SUPPLIED MATERIAL:
--- begin ---

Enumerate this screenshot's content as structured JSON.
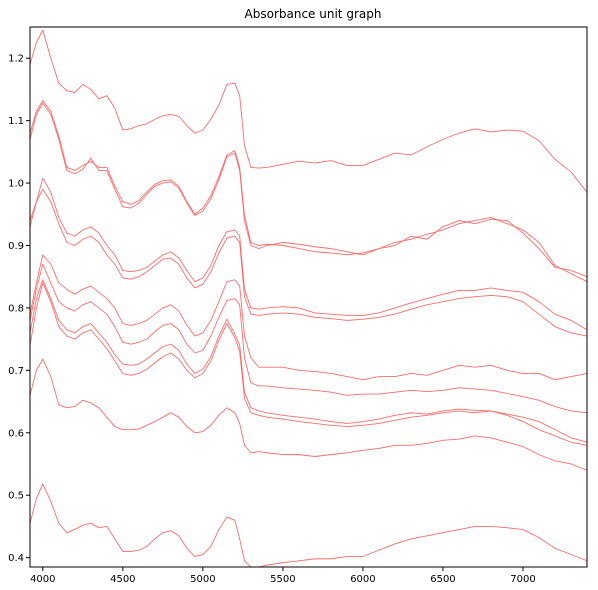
{
  "chart_data": {
    "type": "line",
    "title": "Absorbance unit graph",
    "xlabel": "",
    "ylabel": "",
    "xlim": [
      3920,
      7400
    ],
    "ylim": [
      0.385,
      1.25
    ],
    "grid": false,
    "line_color": "#ff6b6b",
    "x_ticks": [
      4000,
      4500,
      5000,
      5500,
      6000,
      6500,
      7000
    ],
    "x_tick_labels": [
      "4000",
      "4500",
      "5000",
      "5500",
      "6000",
      "6500",
      "7000"
    ],
    "y_ticks": [
      0.4,
      0.5,
      0.6,
      0.7,
      0.8,
      0.9,
      1.0,
      1.1,
      1.2
    ],
    "y_tick_labels": [
      "0.4",
      "0.5",
      "0.6",
      "0.7",
      "0.8",
      "0.9",
      "1.0",
      "1.1",
      "1.2"
    ],
    "x": [
      3920,
      3960,
      4000,
      4050,
      4100,
      4150,
      4200,
      4250,
      4300,
      4350,
      4400,
      4450,
      4500,
      4550,
      4600,
      4650,
      4700,
      4750,
      4800,
      4850,
      4900,
      4950,
      5000,
      5050,
      5100,
      5150,
      5200,
      5230,
      5260,
      5300,
      5350,
      5400,
      5500,
      5600,
      5700,
      5800,
      5900,
      6000,
      6100,
      6200,
      6300,
      6400,
      6500,
      6600,
      6700,
      6800,
      6900,
      7000,
      7100,
      7200,
      7300,
      7400
    ],
    "series": [
      {
        "values": [
          1.19,
          1.225,
          1.245,
          1.2,
          1.16,
          1.148,
          1.145,
          1.158,
          1.15,
          1.135,
          1.14,
          1.12,
          1.085,
          1.087,
          1.092,
          1.095,
          1.102,
          1.108,
          1.11,
          1.107,
          1.092,
          1.08,
          1.085,
          1.102,
          1.125,
          1.158,
          1.16,
          1.14,
          1.06,
          1.025,
          1.024,
          1.025,
          1.03,
          1.035,
          1.032,
          1.036,
          1.028,
          1.028,
          1.038,
          1.048,
          1.045,
          1.058,
          1.07,
          1.08,
          1.087,
          1.082,
          1.085,
          1.083,
          1.068,
          1.038,
          1.018,
          0.985
        ]
      },
      {
        "values": [
          1.07,
          1.11,
          1.128,
          1.11,
          1.07,
          1.02,
          1.015,
          1.022,
          1.04,
          1.02,
          1.02,
          0.99,
          0.962,
          0.96,
          0.968,
          0.982,
          0.995,
          1.0,
          1.002,
          0.992,
          0.968,
          0.948,
          0.955,
          0.975,
          1.005,
          1.042,
          1.048,
          1.02,
          0.94,
          0.9,
          0.895,
          0.9,
          0.905,
          0.902,
          0.898,
          0.895,
          0.89,
          0.885,
          0.895,
          0.905,
          0.91,
          0.918,
          0.925,
          0.935,
          0.94,
          0.945,
          0.935,
          0.925,
          0.905,
          0.868,
          0.855,
          0.842
        ]
      },
      {
        "values": [
          1.08,
          1.115,
          1.132,
          1.115,
          1.075,
          1.025,
          1.02,
          1.028,
          1.035,
          1.025,
          1.025,
          0.995,
          0.97,
          0.966,
          0.972,
          0.986,
          0.998,
          1.004,
          1.005,
          0.995,
          0.97,
          0.95,
          0.96,
          0.98,
          1.01,
          1.045,
          1.052,
          1.025,
          0.948,
          0.905,
          0.9,
          0.902,
          0.9,
          0.895,
          0.89,
          0.888,
          0.885,
          0.888,
          0.895,
          0.9,
          0.915,
          0.91,
          0.93,
          0.94,
          0.935,
          0.942,
          0.94,
          0.92,
          0.895,
          0.865,
          0.86,
          0.85
        ]
      },
      {
        "values": [
          0.93,
          0.97,
          1.008,
          0.985,
          0.945,
          0.92,
          0.915,
          0.925,
          0.93,
          0.92,
          0.9,
          0.885,
          0.86,
          0.858,
          0.86,
          0.865,
          0.875,
          0.885,
          0.89,
          0.88,
          0.86,
          0.842,
          0.848,
          0.868,
          0.9,
          0.922,
          0.925,
          0.915,
          0.83,
          0.8,
          0.798,
          0.8,
          0.802,
          0.8,
          0.792,
          0.79,
          0.788,
          0.788,
          0.792,
          0.8,
          0.808,
          0.815,
          0.822,
          0.828,
          0.828,
          0.832,
          0.828,
          0.825,
          0.81,
          0.79,
          0.78,
          0.765
        ]
      },
      {
        "values": [
          0.94,
          0.97,
          0.99,
          0.97,
          0.935,
          0.905,
          0.9,
          0.91,
          0.915,
          0.905,
          0.885,
          0.87,
          0.848,
          0.846,
          0.85,
          0.858,
          0.868,
          0.878,
          0.88,
          0.87,
          0.848,
          0.832,
          0.838,
          0.858,
          0.888,
          0.912,
          0.915,
          0.905,
          0.818,
          0.79,
          0.788,
          0.79,
          0.792,
          0.79,
          0.785,
          0.783,
          0.78,
          0.782,
          0.785,
          0.79,
          0.798,
          0.805,
          0.81,
          0.815,
          0.818,
          0.82,
          0.818,
          0.81,
          0.79,
          0.77,
          0.76,
          0.755
        ]
      },
      {
        "values": [
          0.79,
          0.84,
          0.885,
          0.87,
          0.84,
          0.83,
          0.822,
          0.83,
          0.835,
          0.825,
          0.815,
          0.8,
          0.775,
          0.772,
          0.775,
          0.78,
          0.79,
          0.8,
          0.805,
          0.795,
          0.772,
          0.755,
          0.76,
          0.78,
          0.81,
          0.842,
          0.845,
          0.835,
          0.755,
          0.72,
          0.705,
          0.705,
          0.705,
          0.7,
          0.698,
          0.695,
          0.69,
          0.685,
          0.69,
          0.69,
          0.695,
          0.692,
          0.7,
          0.708,
          0.705,
          0.708,
          0.7,
          0.695,
          0.695,
          0.685,
          0.69,
          0.695
        ]
      },
      {
        "values": [
          0.78,
          0.83,
          0.87,
          0.84,
          0.81,
          0.8,
          0.795,
          0.805,
          0.81,
          0.8,
          0.79,
          0.77,
          0.745,
          0.742,
          0.745,
          0.75,
          0.762,
          0.772,
          0.775,
          0.765,
          0.742,
          0.728,
          0.732,
          0.755,
          0.785,
          0.812,
          0.815,
          0.805,
          0.72,
          0.68,
          0.675,
          0.675,
          0.672,
          0.67,
          0.668,
          0.665,
          0.66,
          0.662,
          0.662,
          0.665,
          0.668,
          0.666,
          0.668,
          0.672,
          0.67,
          0.668,
          0.663,
          0.658,
          0.652,
          0.642,
          0.635,
          0.632
        ]
      },
      {
        "values": [
          0.76,
          0.815,
          0.845,
          0.815,
          0.78,
          0.765,
          0.76,
          0.77,
          0.775,
          0.76,
          0.745,
          0.725,
          0.71,
          0.708,
          0.71,
          0.718,
          0.728,
          0.738,
          0.742,
          0.732,
          0.71,
          0.695,
          0.702,
          0.722,
          0.755,
          0.782,
          0.758,
          0.74,
          0.665,
          0.64,
          0.635,
          0.632,
          0.628,
          0.625,
          0.622,
          0.618,
          0.615,
          0.618,
          0.622,
          0.628,
          0.632,
          0.63,
          0.635,
          0.638,
          0.636,
          0.635,
          0.63,
          0.625,
          0.618,
          0.605,
          0.592,
          0.585
        ]
      },
      {
        "values": [
          0.74,
          0.8,
          0.84,
          0.81,
          0.77,
          0.755,
          0.75,
          0.76,
          0.765,
          0.75,
          0.735,
          0.715,
          0.695,
          0.692,
          0.695,
          0.702,
          0.712,
          0.722,
          0.728,
          0.718,
          0.7,
          0.688,
          0.695,
          0.715,
          0.748,
          0.775,
          0.752,
          0.73,
          0.655,
          0.632,
          0.628,
          0.625,
          0.622,
          0.618,
          0.615,
          0.612,
          0.61,
          0.612,
          0.615,
          0.62,
          0.625,
          0.628,
          0.632,
          0.635,
          0.632,
          0.635,
          0.628,
          0.618,
          0.605,
          0.595,
          0.585,
          0.58
        ]
      },
      {
        "values": [
          0.66,
          0.7,
          0.718,
          0.69,
          0.645,
          0.64,
          0.642,
          0.652,
          0.648,
          0.64,
          0.625,
          0.61,
          0.605,
          0.605,
          0.606,
          0.612,
          0.618,
          0.625,
          0.632,
          0.625,
          0.61,
          0.6,
          0.602,
          0.612,
          0.628,
          0.64,
          0.632,
          0.615,
          0.58,
          0.568,
          0.57,
          0.568,
          0.565,
          0.565,
          0.562,
          0.565,
          0.568,
          0.572,
          0.575,
          0.58,
          0.58,
          0.583,
          0.588,
          0.59,
          0.595,
          0.592,
          0.585,
          0.578,
          0.565,
          0.555,
          0.55,
          0.54
        ]
      },
      {
        "values": [
          0.455,
          0.495,
          0.518,
          0.49,
          0.455,
          0.44,
          0.445,
          0.452,
          0.455,
          0.448,
          0.45,
          0.43,
          0.41,
          0.41,
          0.412,
          0.418,
          0.43,
          0.44,
          0.443,
          0.435,
          0.415,
          0.402,
          0.405,
          0.418,
          0.445,
          0.465,
          0.46,
          0.43,
          0.395,
          0.385,
          0.385,
          0.388,
          0.392,
          0.395,
          0.398,
          0.398,
          0.402,
          0.402,
          0.412,
          0.422,
          0.43,
          0.435,
          0.44,
          0.445,
          0.45,
          0.45,
          0.448,
          0.445,
          0.432,
          0.415,
          0.405,
          0.395
        ]
      }
    ]
  }
}
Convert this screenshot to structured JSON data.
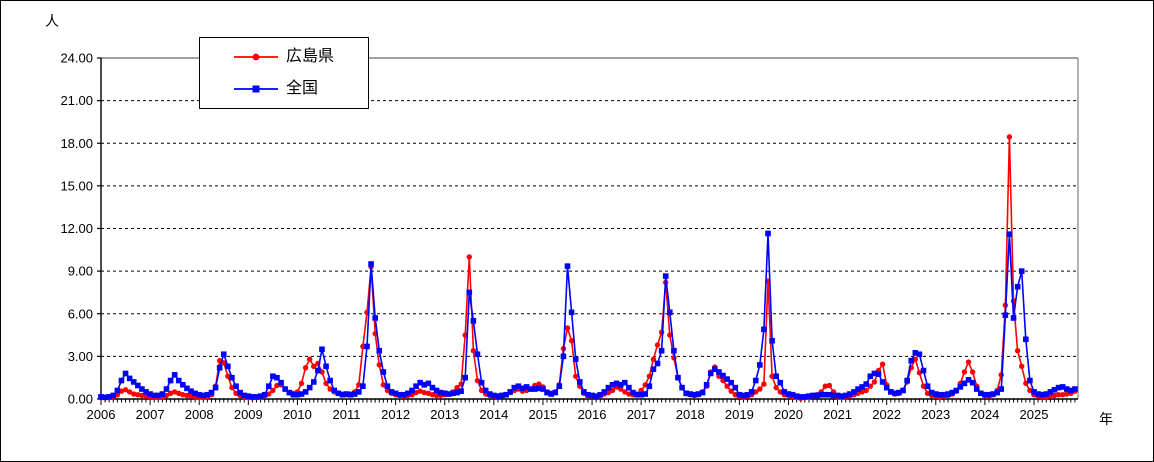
{
  "figure": {
    "y_axis_unit": "人",
    "x_axis_unit": "年",
    "background": "#ffffff",
    "plot_border_color": "#808080",
    "axis_color": "#000000",
    "grid_color": "#000000"
  },
  "legend": {
    "items": [
      {
        "label": "広島県",
        "color": "#ff0000",
        "marker": "circle"
      },
      {
        "label": "全国",
        "color": "#0000ff",
        "marker": "square"
      }
    ]
  },
  "chart_data": {
    "type": "line",
    "title": "",
    "xlabel": "年",
    "ylabel": "人",
    "ylim": [
      0,
      24
    ],
    "y_tick_step": 3,
    "y_tick_format": "0.00",
    "grid": "horizontal-dotted",
    "legend_position": "top-left-inside",
    "x_start": "2006-01",
    "x_frequency": "monthly",
    "x_tick_labels": [
      "2006",
      "2007",
      "2008",
      "2009",
      "2010",
      "2011",
      "2012",
      "2013",
      "2014",
      "2015",
      "2016",
      "2017",
      "2018",
      "2019",
      "2020",
      "2021",
      "2022",
      "2023",
      "2024",
      "2025"
    ],
    "series": [
      {
        "name": "広島県",
        "color": "#ff0000",
        "marker": "circle",
        "values": [
          0.1,
          0.08,
          0.1,
          0.15,
          0.3,
          0.55,
          0.65,
          0.5,
          0.35,
          0.3,
          0.25,
          0.2,
          0.15,
          0.1,
          0.1,
          0.15,
          0.25,
          0.4,
          0.5,
          0.4,
          0.3,
          0.25,
          0.2,
          0.15,
          0.12,
          0.1,
          0.15,
          0.3,
          0.9,
          2.7,
          2.55,
          1.6,
          0.8,
          0.4,
          0.25,
          0.15,
          0.1,
          0.08,
          0.1,
          0.15,
          0.25,
          0.35,
          0.6,
          0.95,
          1.0,
          0.7,
          0.45,
          0.4,
          0.5,
          1.1,
          2.2,
          2.8,
          2.3,
          2.5,
          1.9,
          1.1,
          0.7,
          0.5,
          0.4,
          0.35,
          0.3,
          0.35,
          0.5,
          1.0,
          3.7,
          6.1,
          9.3,
          4.6,
          2.4,
          1.0,
          0.6,
          0.4,
          0.3,
          0.25,
          0.2,
          0.25,
          0.3,
          0.45,
          0.55,
          0.45,
          0.4,
          0.3,
          0.25,
          0.25,
          0.3,
          0.35,
          0.5,
          0.8,
          1.05,
          4.5,
          10.0,
          3.4,
          1.3,
          0.6,
          0.35,
          0.25,
          0.2,
          0.18,
          0.22,
          0.3,
          0.45,
          0.6,
          0.7,
          0.55,
          0.6,
          0.7,
          0.95,
          1.05,
          0.85,
          0.5,
          0.4,
          0.5,
          1.0,
          3.55,
          5.0,
          4.1,
          1.6,
          0.9,
          0.4,
          0.25,
          0.2,
          0.18,
          0.25,
          0.35,
          0.45,
          0.6,
          0.85,
          0.7,
          0.5,
          0.35,
          0.3,
          0.35,
          0.6,
          1.0,
          1.6,
          2.8,
          3.8,
          4.7,
          8.2,
          4.5,
          2.9,
          1.5,
          0.8,
          0.4,
          0.3,
          0.25,
          0.3,
          0.5,
          0.9,
          1.9,
          2.25,
          1.6,
          1.3,
          0.9,
          0.55,
          0.3,
          0.2,
          0.15,
          0.2,
          0.3,
          0.5,
          0.7,
          1.05,
          8.3,
          1.6,
          0.8,
          0.5,
          0.3,
          0.25,
          0.15,
          0.1,
          0.05,
          0.1,
          0.15,
          0.2,
          0.3,
          0.5,
          0.9,
          0.95,
          0.5,
          0.15,
          0.1,
          0.15,
          0.2,
          0.3,
          0.4,
          0.5,
          0.6,
          0.9,
          1.2,
          2.0,
          2.45,
          1.0,
          0.5,
          0.35,
          0.4,
          0.6,
          1.2,
          2.2,
          2.8,
          1.85,
          0.9,
          0.4,
          0.25,
          0.2,
          0.15,
          0.2,
          0.25,
          0.35,
          0.55,
          1.1,
          1.9,
          2.6,
          1.9,
          0.9,
          0.4,
          0.25,
          0.2,
          0.3,
          0.6,
          1.7,
          6.6,
          18.45,
          6.9,
          3.4,
          2.3,
          1.1,
          0.6,
          0.3,
          0.2,
          0.15,
          0.15,
          0.2,
          0.25,
          0.3,
          0.3,
          0.35,
          0.4,
          0.55
        ]
      },
      {
        "name": "全国",
        "color": "#0000ff",
        "marker": "square",
        "values": [
          0.15,
          0.12,
          0.15,
          0.25,
          0.6,
          1.3,
          1.8,
          1.45,
          1.2,
          0.95,
          0.7,
          0.5,
          0.35,
          0.25,
          0.25,
          0.35,
          0.7,
          1.3,
          1.7,
          1.3,
          1.0,
          0.75,
          0.55,
          0.4,
          0.3,
          0.25,
          0.3,
          0.45,
          0.8,
          2.2,
          3.15,
          2.3,
          1.5,
          0.9,
          0.45,
          0.25,
          0.2,
          0.15,
          0.15,
          0.2,
          0.3,
          0.9,
          1.6,
          1.5,
          1.15,
          0.7,
          0.45,
          0.3,
          0.3,
          0.35,
          0.5,
          0.8,
          1.2,
          2.0,
          3.5,
          2.3,
          1.3,
          0.6,
          0.4,
          0.3,
          0.35,
          0.3,
          0.35,
          0.5,
          0.9,
          3.7,
          9.5,
          5.7,
          3.4,
          1.9,
          0.9,
          0.5,
          0.4,
          0.3,
          0.3,
          0.4,
          0.6,
          0.9,
          1.15,
          1.0,
          1.1,
          0.8,
          0.6,
          0.45,
          0.4,
          0.35,
          0.4,
          0.45,
          0.55,
          1.5,
          7.5,
          5.5,
          3.15,
          1.15,
          0.6,
          0.35,
          0.25,
          0.2,
          0.25,
          0.3,
          0.5,
          0.8,
          0.9,
          0.75,
          0.85,
          0.7,
          0.7,
          0.75,
          0.7,
          0.45,
          0.35,
          0.45,
          0.9,
          3.0,
          9.35,
          6.1,
          2.8,
          1.2,
          0.5,
          0.3,
          0.25,
          0.2,
          0.3,
          0.5,
          0.8,
          1.0,
          1.1,
          1.0,
          1.15,
          0.8,
          0.45,
          0.3,
          0.3,
          0.35,
          0.9,
          2.1,
          2.5,
          3.4,
          8.65,
          6.1,
          3.4,
          1.5,
          0.8,
          0.4,
          0.35,
          0.3,
          0.35,
          0.45,
          1.0,
          1.8,
          2.1,
          1.9,
          1.65,
          1.4,
          1.15,
          0.8,
          0.3,
          0.25,
          0.3,
          0.5,
          1.3,
          2.4,
          4.9,
          11.65,
          4.1,
          1.6,
          1.15,
          0.5,
          0.35,
          0.3,
          0.2,
          0.15,
          0.15,
          0.2,
          0.25,
          0.25,
          0.3,
          0.3,
          0.3,
          0.25,
          0.25,
          0.2,
          0.25,
          0.35,
          0.5,
          0.7,
          0.85,
          1.05,
          1.6,
          1.8,
          1.75,
          1.2,
          0.8,
          0.5,
          0.4,
          0.45,
          0.6,
          1.3,
          2.7,
          3.25,
          3.15,
          2.0,
          0.9,
          0.45,
          0.35,
          0.3,
          0.3,
          0.35,
          0.45,
          0.6,
          0.85,
          1.1,
          1.35,
          1.15,
          0.7,
          0.4,
          0.3,
          0.3,
          0.35,
          0.45,
          0.7,
          5.9,
          11.6,
          5.7,
          7.9,
          9.0,
          4.2,
          1.3,
          0.5,
          0.35,
          0.3,
          0.35,
          0.5,
          0.65,
          0.8,
          0.85,
          0.7,
          0.6,
          0.7
        ]
      }
    ]
  }
}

--- end ---

WHAT YOU ARE ASKED TO DO:
Across the material above, count every line holding "structured" and write down only the number.

PROBLEM SOLUTION:
2